:: DIRECTION ::
Among the lines below, how many carry the string "source"? Reply with a number and nothing else.

:: GIVEN ENTRIES ::
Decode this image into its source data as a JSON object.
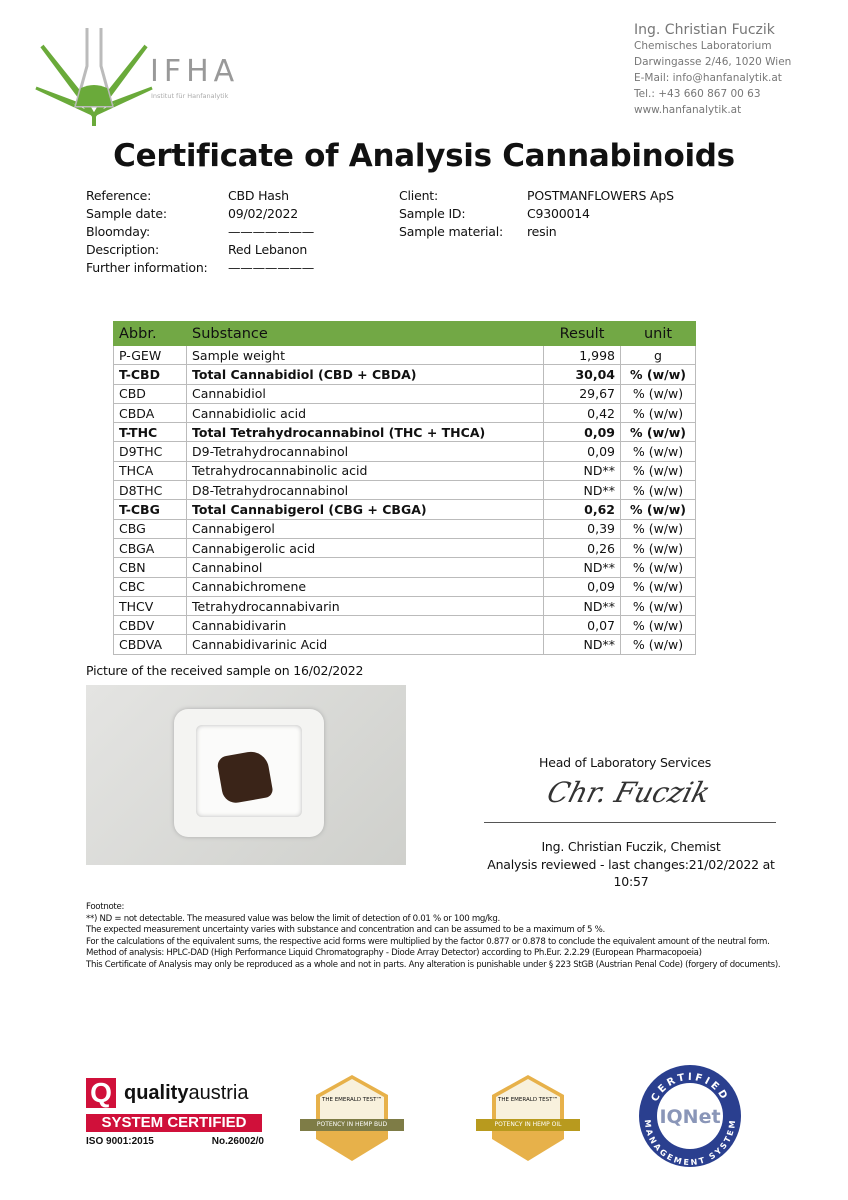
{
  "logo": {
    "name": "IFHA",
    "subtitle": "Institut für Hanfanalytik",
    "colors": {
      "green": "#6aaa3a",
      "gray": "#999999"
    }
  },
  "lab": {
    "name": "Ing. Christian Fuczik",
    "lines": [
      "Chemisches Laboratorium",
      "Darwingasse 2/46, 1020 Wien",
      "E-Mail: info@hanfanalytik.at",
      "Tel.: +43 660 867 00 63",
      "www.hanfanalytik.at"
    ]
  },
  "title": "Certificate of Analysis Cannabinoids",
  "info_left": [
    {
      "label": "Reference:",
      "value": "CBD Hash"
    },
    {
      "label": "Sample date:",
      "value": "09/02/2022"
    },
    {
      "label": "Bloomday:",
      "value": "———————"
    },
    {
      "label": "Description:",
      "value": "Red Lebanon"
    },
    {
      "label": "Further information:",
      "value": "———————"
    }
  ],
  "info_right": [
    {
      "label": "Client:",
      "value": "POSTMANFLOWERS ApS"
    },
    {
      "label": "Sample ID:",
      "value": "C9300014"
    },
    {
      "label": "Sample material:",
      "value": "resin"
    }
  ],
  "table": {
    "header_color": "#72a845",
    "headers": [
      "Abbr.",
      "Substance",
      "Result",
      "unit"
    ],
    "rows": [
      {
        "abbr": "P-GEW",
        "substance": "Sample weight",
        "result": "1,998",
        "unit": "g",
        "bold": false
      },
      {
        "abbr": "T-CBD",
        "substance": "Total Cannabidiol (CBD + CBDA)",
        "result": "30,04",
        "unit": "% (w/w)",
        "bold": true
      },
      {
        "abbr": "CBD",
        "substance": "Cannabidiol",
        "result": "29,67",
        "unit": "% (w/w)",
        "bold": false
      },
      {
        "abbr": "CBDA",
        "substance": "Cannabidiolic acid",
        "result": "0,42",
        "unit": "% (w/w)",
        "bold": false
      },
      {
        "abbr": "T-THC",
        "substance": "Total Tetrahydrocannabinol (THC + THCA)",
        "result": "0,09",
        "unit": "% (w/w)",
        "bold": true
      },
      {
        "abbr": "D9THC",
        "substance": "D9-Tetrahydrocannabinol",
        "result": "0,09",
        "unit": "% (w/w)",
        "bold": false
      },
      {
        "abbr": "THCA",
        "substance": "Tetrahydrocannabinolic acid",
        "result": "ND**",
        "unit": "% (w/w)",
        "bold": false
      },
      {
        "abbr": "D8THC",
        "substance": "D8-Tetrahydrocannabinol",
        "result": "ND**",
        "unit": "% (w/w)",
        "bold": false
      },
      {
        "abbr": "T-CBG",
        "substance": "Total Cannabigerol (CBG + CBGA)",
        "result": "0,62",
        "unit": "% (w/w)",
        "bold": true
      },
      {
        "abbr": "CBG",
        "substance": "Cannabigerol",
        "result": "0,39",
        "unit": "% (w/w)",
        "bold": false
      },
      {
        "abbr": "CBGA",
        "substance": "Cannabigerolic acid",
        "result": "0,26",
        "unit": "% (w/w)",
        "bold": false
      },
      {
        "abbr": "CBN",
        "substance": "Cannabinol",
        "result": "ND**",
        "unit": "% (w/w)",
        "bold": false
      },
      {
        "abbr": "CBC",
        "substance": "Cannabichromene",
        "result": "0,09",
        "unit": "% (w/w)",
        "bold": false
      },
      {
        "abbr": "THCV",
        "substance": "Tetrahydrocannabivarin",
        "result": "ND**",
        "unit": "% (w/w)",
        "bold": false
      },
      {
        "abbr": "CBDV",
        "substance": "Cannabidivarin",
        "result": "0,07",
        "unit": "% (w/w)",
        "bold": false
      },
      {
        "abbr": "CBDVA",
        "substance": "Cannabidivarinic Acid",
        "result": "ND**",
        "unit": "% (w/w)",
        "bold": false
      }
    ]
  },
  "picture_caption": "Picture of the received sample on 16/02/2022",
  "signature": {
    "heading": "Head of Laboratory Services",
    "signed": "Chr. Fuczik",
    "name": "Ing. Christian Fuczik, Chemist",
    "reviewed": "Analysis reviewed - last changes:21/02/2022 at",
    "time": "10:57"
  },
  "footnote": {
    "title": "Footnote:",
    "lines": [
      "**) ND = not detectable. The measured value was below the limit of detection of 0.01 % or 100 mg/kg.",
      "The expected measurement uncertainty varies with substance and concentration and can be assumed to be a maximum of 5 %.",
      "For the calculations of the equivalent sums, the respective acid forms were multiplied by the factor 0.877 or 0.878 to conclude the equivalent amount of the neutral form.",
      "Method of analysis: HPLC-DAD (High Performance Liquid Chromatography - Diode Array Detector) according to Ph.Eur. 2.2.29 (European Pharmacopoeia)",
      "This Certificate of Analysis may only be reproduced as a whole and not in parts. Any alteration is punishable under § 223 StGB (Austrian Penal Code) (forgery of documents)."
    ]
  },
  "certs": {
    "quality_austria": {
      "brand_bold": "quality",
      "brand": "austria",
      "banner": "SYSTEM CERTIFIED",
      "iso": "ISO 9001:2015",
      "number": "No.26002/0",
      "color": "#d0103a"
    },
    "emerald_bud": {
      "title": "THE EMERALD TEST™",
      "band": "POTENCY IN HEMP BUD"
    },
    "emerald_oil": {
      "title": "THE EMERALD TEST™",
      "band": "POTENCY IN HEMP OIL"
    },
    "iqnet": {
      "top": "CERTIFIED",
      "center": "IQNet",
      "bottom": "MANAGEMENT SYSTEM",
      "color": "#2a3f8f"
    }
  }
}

--

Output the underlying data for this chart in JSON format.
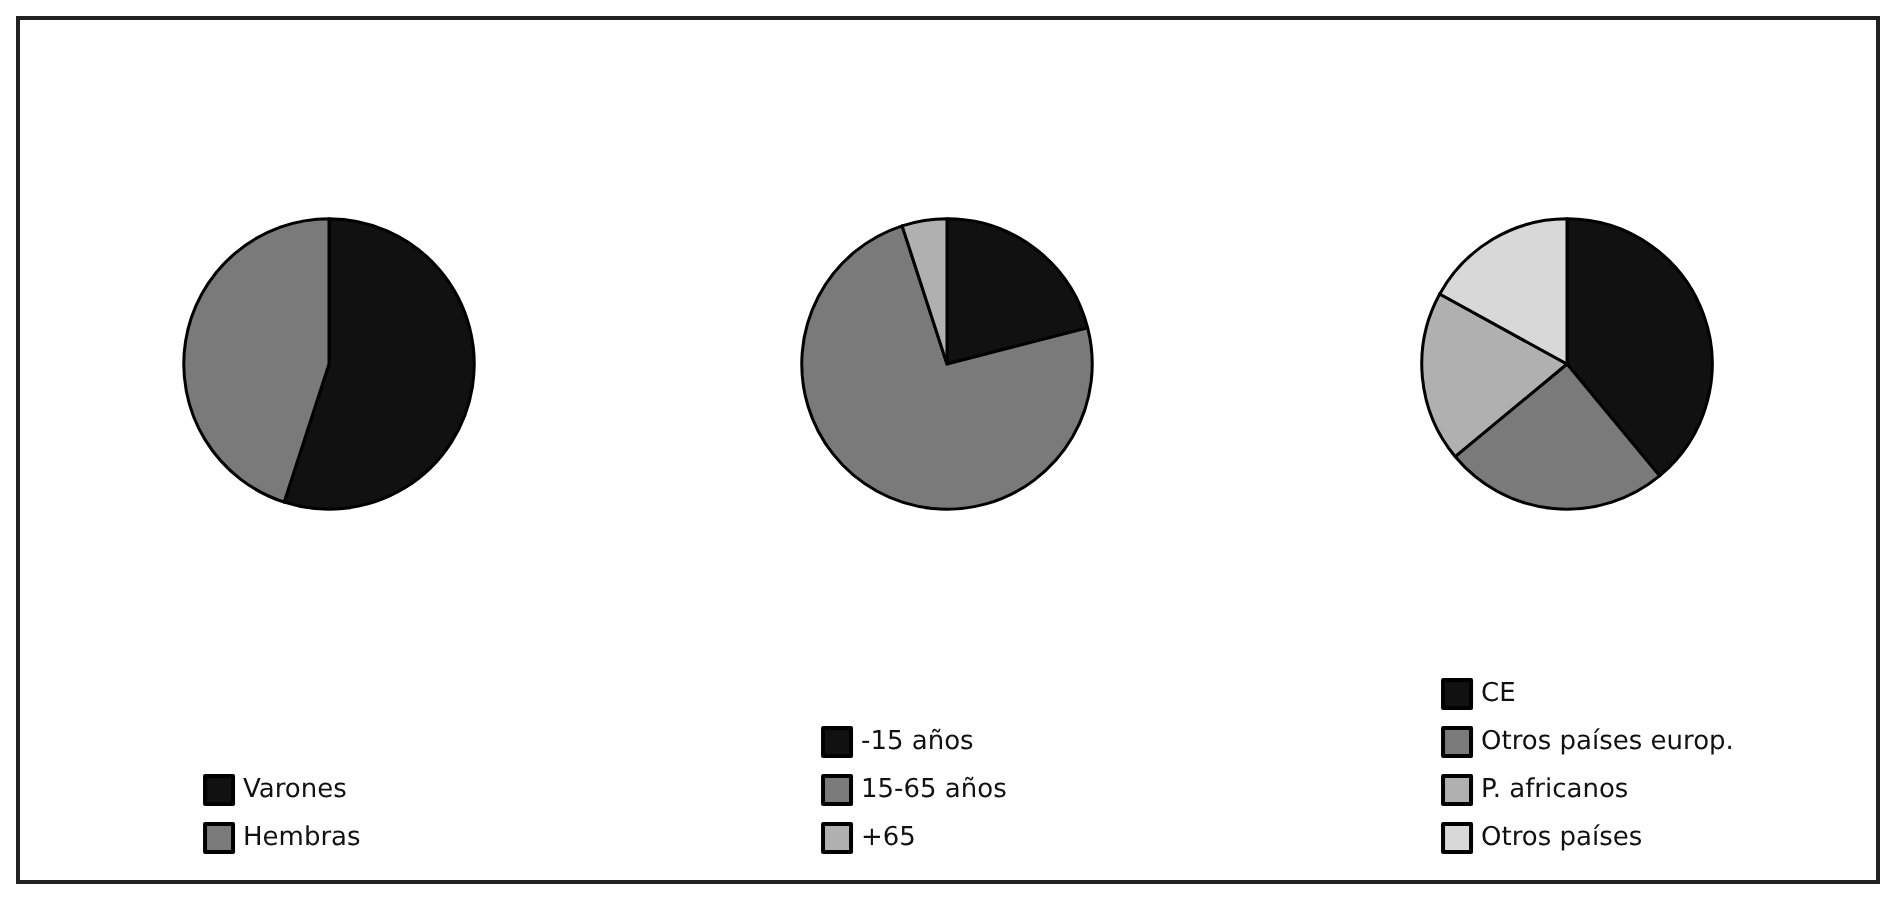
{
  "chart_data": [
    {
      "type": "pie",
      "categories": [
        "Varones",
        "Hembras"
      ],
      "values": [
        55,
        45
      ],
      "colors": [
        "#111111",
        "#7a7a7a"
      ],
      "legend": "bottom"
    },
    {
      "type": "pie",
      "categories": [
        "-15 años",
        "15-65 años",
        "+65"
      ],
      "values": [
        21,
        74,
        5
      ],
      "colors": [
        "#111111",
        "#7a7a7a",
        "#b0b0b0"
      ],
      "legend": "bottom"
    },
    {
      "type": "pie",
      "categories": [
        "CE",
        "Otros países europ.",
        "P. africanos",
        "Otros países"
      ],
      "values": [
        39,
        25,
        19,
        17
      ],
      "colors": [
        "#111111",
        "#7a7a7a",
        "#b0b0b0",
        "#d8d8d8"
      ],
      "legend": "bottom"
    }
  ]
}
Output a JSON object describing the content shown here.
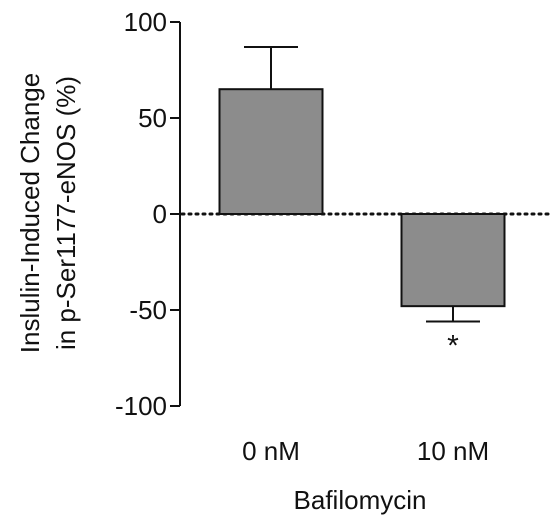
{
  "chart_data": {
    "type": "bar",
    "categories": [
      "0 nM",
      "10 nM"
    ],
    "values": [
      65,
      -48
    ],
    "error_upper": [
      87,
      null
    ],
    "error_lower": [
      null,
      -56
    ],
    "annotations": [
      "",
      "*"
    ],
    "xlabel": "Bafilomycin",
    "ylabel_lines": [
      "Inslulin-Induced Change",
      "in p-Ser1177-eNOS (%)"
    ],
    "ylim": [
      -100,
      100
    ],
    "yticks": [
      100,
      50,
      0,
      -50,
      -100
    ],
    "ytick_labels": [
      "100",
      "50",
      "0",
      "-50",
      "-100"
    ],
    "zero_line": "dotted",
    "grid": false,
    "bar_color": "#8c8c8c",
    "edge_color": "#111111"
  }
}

---

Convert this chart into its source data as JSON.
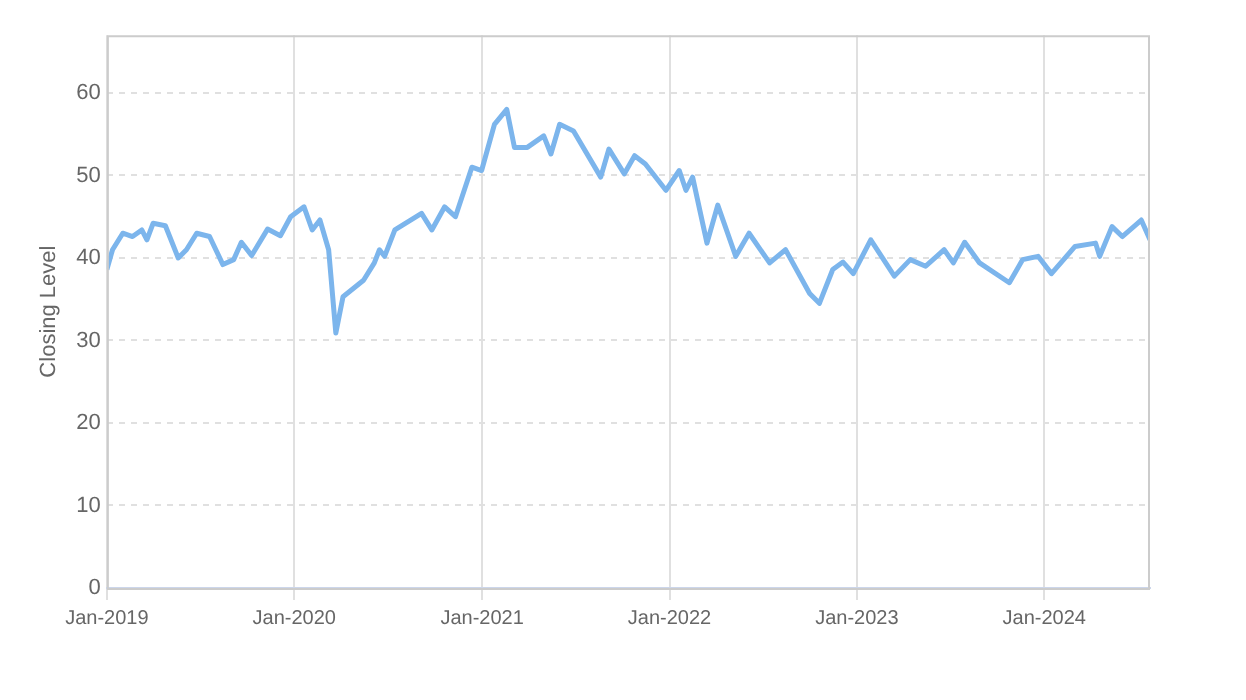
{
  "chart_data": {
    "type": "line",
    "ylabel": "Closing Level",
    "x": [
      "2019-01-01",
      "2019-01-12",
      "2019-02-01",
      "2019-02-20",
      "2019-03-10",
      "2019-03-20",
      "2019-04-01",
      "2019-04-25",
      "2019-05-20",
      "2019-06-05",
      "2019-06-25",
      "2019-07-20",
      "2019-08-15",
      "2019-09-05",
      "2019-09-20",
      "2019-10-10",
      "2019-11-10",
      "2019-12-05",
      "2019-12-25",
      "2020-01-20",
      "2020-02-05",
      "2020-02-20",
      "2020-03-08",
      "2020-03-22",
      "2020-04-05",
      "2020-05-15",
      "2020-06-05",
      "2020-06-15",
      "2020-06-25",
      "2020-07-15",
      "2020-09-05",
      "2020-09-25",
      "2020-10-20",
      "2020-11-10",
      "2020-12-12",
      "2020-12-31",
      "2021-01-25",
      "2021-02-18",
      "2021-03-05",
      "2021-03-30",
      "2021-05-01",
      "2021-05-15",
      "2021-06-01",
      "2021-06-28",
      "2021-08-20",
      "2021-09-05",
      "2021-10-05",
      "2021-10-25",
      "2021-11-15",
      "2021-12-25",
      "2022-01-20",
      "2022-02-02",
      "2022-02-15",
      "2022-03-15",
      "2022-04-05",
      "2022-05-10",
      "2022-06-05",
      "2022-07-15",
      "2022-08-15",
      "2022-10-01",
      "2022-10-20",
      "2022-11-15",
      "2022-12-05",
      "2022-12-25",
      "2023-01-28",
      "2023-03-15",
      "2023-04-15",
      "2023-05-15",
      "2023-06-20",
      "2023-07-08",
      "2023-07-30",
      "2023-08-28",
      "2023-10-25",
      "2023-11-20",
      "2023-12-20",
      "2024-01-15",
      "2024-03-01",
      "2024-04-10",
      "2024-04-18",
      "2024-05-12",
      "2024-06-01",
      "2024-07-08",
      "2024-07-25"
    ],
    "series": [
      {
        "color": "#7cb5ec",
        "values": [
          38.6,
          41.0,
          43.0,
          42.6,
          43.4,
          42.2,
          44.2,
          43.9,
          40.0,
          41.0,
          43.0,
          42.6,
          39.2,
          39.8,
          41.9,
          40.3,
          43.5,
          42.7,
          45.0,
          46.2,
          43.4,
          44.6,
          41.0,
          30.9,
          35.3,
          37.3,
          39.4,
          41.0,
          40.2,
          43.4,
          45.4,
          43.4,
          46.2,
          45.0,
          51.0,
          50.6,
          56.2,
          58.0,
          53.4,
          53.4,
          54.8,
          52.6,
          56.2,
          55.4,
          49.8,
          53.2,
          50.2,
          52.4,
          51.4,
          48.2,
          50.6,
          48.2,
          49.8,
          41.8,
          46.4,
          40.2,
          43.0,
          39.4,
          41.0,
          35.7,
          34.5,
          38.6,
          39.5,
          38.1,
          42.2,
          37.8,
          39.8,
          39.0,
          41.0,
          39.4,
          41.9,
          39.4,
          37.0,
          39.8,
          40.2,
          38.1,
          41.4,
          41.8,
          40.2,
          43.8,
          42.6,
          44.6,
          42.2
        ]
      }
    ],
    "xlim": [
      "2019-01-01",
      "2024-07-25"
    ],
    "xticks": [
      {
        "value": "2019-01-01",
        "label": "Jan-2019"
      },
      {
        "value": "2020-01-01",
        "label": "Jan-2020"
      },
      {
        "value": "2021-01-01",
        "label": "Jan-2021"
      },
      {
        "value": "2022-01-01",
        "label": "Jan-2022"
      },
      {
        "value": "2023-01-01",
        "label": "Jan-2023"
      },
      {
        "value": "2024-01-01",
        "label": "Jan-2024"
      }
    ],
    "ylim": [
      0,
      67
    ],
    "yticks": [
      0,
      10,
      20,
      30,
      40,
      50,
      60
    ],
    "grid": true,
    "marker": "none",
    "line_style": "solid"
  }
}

:: THE COMPLETED TASK ::
2